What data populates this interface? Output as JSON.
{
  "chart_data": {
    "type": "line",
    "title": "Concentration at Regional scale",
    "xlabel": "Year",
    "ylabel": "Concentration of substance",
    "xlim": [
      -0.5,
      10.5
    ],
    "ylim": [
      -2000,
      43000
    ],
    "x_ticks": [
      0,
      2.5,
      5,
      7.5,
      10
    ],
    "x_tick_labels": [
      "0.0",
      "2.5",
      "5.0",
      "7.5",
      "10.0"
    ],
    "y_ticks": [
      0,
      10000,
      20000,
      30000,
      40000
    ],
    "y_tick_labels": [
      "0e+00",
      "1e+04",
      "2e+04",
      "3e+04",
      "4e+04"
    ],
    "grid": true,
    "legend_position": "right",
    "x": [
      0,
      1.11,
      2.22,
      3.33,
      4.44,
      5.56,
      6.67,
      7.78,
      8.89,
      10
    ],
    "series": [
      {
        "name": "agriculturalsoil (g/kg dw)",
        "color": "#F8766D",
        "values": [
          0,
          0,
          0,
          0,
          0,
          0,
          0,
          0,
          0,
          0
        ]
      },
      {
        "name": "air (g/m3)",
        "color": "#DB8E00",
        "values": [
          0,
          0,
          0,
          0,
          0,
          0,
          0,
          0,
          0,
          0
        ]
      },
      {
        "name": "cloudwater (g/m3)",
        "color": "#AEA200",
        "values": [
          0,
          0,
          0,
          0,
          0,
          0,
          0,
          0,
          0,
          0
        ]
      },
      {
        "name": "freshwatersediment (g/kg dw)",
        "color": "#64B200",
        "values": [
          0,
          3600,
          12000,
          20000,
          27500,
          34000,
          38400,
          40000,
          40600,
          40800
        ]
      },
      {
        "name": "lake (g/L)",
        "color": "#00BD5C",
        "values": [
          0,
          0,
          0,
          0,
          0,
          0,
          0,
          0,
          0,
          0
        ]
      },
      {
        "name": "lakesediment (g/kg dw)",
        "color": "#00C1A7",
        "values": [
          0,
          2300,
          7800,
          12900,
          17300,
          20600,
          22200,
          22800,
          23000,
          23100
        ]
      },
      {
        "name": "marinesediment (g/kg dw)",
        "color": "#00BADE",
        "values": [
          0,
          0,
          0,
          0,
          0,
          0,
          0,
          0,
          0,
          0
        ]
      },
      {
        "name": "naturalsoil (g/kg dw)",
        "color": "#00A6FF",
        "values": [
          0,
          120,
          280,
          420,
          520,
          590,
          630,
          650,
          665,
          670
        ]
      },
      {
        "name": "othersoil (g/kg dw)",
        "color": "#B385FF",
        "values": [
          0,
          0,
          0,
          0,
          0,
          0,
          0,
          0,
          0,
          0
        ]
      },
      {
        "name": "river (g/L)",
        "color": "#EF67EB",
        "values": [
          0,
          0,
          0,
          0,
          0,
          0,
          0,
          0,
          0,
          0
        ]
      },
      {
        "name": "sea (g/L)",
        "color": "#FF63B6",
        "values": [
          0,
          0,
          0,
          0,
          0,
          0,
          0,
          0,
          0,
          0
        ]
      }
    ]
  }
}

• **WHAT TO PRODUCE**
Copy each line of the data above without altering a single character.

• **ANSWER TO THIS EXERCISE**
What data populates this interface? Output as JSON.
{
  "chart_data": {
    "type": "line",
    "title": "Concentration at Regional scale",
    "xlabel": "Year",
    "ylabel": "Concentration of substance",
    "xlim": [
      -0.5,
      10.5
    ],
    "ylim": [
      -2000,
      43000
    ],
    "x_ticks": [
      0,
      2.5,
      5,
      7.5,
      10
    ],
    "x_tick_labels": [
      "0.0",
      "2.5",
      "5.0",
      "7.5",
      "10.0"
    ],
    "y_ticks": [
      0,
      10000,
      20000,
      30000,
      40000
    ],
    "y_tick_labels": [
      "0e+00",
      "1e+04",
      "2e+04",
      "3e+04",
      "4e+04"
    ],
    "grid": true,
    "legend_position": "right",
    "x": [
      0,
      1.11,
      2.22,
      3.33,
      4.44,
      5.56,
      6.67,
      7.78,
      8.89,
      10
    ],
    "series": [
      {
        "name": "agriculturalsoil (g/kg dw)",
        "color": "#F8766D",
        "values": [
          0,
          0,
          0,
          0,
          0,
          0,
          0,
          0,
          0,
          0
        ]
      },
      {
        "name": "air (g/m3)",
        "color": "#DB8E00",
        "values": [
          0,
          0,
          0,
          0,
          0,
          0,
          0,
          0,
          0,
          0
        ]
      },
      {
        "name": "cloudwater (g/m3)",
        "color": "#AEA200",
        "values": [
          0,
          0,
          0,
          0,
          0,
          0,
          0,
          0,
          0,
          0
        ]
      },
      {
        "name": "freshwatersediment (g/kg dw)",
        "color": "#64B200",
        "values": [
          0,
          3600,
          12000,
          20000,
          27500,
          34000,
          38400,
          40000,
          40600,
          40800
        ]
      },
      {
        "name": "lake (g/L)",
        "color": "#00BD5C",
        "values": [
          0,
          0,
          0,
          0,
          0,
          0,
          0,
          0,
          0,
          0
        ]
      },
      {
        "name": "lakesediment (g/kg dw)",
        "color": "#00C1A7",
        "values": [
          0,
          2300,
          7800,
          12900,
          17300,
          20600,
          22200,
          22800,
          23000,
          23100
        ]
      },
      {
        "name": "marinesediment (g/kg dw)",
        "color": "#00BADE",
        "values": [
          0,
          0,
          0,
          0,
          0,
          0,
          0,
          0,
          0,
          0
        ]
      },
      {
        "name": "naturalsoil (g/kg dw)",
        "color": "#00A6FF",
        "values": [
          0,
          120,
          280,
          420,
          520,
          590,
          630,
          650,
          665,
          670
        ]
      },
      {
        "name": "othersoil (g/kg dw)",
        "color": "#B385FF",
        "values": [
          0,
          0,
          0,
          0,
          0,
          0,
          0,
          0,
          0,
          0
        ]
      },
      {
        "name": "river (g/L)",
        "color": "#EF67EB",
        "values": [
          0,
          0,
          0,
          0,
          0,
          0,
          0,
          0,
          0,
          0
        ]
      },
      {
        "name": "sea (g/L)",
        "color": "#FF63B6",
        "values": [
          0,
          0,
          0,
          0,
          0,
          0,
          0,
          0,
          0,
          0
        ]
      }
    ]
  }
}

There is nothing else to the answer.